■ **THE REQUEST**: Give the number of lines in the data that hold the string "fraud". Nothing else is needed.

■ **GIVEN ENTRIES**:
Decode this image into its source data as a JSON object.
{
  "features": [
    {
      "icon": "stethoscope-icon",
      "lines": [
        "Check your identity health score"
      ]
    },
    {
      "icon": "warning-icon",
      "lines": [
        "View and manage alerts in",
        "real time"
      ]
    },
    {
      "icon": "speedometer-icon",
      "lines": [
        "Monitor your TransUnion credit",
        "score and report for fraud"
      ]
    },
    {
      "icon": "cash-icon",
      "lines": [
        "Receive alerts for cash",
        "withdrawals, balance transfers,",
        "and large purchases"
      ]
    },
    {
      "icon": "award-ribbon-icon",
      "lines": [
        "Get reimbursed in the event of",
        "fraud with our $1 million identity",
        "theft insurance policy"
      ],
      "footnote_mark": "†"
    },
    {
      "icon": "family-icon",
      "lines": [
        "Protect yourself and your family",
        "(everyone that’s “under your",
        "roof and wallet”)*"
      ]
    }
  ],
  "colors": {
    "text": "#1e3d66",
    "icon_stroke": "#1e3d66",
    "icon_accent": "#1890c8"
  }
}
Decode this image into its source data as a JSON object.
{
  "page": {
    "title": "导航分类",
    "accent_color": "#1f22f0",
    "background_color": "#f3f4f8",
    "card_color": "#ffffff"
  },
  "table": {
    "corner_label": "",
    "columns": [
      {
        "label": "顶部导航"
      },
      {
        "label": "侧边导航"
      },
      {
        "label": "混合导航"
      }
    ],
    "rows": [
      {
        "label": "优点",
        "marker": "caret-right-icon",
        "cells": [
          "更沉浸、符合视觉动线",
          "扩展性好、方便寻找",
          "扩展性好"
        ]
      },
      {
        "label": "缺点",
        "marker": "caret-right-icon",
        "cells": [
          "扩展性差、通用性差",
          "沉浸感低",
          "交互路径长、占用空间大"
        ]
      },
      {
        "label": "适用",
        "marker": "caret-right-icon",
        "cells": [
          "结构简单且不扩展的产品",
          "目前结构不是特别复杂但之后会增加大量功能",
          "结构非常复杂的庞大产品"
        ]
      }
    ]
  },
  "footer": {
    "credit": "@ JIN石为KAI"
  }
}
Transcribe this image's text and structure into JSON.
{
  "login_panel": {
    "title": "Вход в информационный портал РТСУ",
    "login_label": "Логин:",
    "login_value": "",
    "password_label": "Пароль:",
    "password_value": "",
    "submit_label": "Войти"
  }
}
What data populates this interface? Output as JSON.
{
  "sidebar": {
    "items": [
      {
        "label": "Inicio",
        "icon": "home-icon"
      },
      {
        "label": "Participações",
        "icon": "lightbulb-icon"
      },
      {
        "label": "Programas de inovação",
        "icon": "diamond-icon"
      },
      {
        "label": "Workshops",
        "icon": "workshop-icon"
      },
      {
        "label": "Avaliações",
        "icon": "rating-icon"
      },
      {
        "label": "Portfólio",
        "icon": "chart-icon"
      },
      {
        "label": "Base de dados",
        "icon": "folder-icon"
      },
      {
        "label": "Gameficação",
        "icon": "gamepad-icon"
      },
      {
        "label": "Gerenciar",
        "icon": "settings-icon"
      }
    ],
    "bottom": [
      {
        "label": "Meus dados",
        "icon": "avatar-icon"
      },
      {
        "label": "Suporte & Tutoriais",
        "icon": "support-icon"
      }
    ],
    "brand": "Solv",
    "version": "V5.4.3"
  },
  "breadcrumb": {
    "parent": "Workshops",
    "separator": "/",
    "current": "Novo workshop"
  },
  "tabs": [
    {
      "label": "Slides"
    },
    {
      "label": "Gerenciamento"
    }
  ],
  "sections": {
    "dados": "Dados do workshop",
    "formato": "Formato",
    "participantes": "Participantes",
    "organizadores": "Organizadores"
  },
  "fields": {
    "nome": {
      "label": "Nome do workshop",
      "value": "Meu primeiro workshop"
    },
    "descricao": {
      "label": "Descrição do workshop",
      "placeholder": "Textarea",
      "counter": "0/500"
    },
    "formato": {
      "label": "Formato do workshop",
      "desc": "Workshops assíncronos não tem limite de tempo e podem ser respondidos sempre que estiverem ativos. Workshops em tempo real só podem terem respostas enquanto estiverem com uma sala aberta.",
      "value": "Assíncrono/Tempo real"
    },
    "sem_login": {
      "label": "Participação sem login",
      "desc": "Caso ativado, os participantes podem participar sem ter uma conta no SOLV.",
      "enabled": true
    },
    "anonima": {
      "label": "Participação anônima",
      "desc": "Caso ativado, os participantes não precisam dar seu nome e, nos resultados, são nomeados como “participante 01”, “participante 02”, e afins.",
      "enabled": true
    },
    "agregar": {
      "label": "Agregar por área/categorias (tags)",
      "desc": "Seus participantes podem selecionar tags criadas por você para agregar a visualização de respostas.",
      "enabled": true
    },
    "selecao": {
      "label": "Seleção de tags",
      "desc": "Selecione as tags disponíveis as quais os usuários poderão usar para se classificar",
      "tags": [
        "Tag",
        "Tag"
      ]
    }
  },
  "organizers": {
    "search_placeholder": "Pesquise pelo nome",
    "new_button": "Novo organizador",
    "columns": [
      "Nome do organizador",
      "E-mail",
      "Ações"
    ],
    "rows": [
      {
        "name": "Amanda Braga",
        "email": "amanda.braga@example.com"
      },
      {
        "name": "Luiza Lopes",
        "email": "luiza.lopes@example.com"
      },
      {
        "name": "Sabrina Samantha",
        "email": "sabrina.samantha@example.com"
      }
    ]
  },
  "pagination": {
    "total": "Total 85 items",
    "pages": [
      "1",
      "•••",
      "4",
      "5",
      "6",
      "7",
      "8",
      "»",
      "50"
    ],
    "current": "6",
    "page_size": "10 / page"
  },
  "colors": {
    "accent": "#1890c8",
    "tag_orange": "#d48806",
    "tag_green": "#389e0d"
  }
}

■ **FULL ANSWER**: 2